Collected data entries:
□ □ □ □ □

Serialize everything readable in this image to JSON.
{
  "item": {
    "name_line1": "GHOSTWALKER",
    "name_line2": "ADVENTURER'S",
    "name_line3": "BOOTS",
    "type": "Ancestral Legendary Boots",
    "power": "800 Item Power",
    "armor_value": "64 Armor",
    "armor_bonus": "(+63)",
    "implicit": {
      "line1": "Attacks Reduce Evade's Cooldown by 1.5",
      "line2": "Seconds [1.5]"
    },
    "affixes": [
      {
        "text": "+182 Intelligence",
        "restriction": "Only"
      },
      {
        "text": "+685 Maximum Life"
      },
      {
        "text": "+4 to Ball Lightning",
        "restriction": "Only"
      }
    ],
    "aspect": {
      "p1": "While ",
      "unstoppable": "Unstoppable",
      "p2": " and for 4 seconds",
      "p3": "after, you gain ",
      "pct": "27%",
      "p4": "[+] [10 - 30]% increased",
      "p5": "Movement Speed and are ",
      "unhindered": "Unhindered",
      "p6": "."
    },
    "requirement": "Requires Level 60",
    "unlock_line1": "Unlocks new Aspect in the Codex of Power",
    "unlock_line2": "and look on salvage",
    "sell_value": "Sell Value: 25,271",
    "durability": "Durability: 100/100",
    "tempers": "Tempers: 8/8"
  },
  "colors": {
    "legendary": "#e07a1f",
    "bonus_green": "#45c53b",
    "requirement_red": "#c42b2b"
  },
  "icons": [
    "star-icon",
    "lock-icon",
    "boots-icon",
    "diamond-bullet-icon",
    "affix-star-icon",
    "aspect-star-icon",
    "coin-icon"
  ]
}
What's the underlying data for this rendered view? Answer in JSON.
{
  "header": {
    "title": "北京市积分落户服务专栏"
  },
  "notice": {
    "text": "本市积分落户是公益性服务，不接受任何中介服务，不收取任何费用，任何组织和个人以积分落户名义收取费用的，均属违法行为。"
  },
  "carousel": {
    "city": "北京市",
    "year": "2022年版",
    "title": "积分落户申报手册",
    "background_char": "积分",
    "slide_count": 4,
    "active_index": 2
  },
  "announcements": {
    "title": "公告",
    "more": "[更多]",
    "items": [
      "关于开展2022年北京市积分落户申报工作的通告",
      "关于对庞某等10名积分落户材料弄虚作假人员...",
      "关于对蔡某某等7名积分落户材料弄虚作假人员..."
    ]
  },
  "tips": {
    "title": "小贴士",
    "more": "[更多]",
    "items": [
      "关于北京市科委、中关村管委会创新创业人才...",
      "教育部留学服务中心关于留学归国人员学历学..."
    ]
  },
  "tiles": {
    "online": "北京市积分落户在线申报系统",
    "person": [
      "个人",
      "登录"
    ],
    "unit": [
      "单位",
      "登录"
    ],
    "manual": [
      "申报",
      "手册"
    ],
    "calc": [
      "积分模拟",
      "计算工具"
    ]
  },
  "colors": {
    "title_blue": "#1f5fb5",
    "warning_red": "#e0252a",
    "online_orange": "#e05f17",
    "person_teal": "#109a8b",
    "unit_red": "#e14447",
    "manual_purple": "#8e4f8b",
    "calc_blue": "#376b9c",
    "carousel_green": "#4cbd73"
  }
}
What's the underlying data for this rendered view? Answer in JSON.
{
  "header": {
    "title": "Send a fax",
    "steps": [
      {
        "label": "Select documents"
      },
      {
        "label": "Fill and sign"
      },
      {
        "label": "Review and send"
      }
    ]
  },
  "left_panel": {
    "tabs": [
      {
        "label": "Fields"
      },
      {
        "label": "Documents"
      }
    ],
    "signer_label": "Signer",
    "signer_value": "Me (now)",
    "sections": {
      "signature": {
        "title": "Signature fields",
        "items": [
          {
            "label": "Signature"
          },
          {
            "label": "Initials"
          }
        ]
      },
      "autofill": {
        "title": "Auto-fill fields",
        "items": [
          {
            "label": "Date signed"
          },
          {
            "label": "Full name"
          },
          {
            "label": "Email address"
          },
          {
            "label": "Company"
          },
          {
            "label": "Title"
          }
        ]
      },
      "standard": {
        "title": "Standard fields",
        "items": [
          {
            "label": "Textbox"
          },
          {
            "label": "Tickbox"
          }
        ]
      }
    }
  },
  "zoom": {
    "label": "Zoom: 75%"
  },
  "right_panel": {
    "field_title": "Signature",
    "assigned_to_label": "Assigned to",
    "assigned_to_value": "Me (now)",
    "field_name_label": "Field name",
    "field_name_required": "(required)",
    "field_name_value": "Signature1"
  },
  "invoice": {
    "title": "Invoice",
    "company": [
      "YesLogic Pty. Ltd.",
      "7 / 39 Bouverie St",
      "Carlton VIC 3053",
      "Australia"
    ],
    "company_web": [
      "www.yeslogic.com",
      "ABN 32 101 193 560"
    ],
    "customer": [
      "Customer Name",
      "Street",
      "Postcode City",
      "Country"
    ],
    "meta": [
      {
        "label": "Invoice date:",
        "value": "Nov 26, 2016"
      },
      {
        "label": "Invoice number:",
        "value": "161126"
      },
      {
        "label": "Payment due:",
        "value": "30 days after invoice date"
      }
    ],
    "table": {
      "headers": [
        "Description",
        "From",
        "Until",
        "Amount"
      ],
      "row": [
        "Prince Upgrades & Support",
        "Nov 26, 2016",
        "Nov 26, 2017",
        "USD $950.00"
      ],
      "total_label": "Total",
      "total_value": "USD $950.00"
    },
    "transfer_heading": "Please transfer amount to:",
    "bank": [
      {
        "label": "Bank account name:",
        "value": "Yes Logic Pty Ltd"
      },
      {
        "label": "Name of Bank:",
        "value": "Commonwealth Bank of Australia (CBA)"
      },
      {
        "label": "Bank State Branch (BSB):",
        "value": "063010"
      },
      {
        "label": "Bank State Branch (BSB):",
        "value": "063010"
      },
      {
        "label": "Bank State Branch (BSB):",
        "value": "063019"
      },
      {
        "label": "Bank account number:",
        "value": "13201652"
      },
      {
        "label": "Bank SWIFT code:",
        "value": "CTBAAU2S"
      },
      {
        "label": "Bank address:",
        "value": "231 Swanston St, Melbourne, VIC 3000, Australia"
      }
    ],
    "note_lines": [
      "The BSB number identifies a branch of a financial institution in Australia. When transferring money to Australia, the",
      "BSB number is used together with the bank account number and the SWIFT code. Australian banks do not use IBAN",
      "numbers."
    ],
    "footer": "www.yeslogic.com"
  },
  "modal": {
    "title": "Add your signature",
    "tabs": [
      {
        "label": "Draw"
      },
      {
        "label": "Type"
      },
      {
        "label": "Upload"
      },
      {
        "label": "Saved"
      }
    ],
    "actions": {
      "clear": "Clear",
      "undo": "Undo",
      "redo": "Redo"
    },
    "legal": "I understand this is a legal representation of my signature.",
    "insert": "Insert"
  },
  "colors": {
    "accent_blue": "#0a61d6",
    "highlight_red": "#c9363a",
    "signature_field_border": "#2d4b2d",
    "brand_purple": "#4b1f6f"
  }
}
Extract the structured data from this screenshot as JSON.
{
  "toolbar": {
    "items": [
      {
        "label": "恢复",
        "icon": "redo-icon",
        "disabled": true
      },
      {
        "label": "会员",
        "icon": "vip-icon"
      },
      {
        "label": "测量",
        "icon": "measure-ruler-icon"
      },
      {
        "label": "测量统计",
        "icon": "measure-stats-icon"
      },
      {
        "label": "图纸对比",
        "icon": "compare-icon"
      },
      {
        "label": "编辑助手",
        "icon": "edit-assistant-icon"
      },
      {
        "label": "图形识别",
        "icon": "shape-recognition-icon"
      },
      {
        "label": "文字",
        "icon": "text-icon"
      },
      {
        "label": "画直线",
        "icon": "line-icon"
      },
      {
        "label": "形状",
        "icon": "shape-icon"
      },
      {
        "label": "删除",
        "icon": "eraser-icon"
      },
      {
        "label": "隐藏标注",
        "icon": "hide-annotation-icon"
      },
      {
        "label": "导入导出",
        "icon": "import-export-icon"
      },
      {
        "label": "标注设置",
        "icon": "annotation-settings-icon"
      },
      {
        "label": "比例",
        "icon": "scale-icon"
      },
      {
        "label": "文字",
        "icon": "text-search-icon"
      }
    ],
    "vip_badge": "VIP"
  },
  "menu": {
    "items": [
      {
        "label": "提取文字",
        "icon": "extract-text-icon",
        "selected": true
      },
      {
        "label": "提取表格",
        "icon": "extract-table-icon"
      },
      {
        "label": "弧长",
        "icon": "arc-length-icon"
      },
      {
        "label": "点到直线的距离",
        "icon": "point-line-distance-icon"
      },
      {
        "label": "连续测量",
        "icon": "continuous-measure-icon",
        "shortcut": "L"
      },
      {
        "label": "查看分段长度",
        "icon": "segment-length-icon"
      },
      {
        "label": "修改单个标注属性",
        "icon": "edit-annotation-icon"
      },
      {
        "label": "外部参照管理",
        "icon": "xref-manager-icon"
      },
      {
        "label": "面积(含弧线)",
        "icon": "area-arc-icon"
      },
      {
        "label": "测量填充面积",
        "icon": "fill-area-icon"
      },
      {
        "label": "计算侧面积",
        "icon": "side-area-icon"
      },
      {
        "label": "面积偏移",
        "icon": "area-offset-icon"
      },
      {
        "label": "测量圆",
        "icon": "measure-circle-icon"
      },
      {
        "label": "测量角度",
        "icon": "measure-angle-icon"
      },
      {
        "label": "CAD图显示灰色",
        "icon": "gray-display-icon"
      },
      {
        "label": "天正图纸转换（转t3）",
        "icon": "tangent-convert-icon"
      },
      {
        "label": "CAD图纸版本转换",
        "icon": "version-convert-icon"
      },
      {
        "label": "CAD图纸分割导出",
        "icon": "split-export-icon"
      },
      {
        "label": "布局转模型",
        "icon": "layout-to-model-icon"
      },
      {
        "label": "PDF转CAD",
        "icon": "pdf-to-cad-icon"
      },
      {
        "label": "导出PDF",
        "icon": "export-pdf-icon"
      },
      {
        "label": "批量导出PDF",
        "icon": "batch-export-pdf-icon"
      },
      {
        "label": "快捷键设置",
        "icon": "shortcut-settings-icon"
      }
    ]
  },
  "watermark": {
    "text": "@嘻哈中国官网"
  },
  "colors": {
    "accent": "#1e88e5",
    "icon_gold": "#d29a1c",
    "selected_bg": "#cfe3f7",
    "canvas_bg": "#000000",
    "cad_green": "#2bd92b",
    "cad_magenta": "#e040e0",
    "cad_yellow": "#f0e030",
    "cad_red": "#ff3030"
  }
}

□ □ □ □ □

◆ What the task asks
Copy every line of the entries above in which "address" occurs.

◆ Written response
            "label": "Email address"
        "label": "Bank address:",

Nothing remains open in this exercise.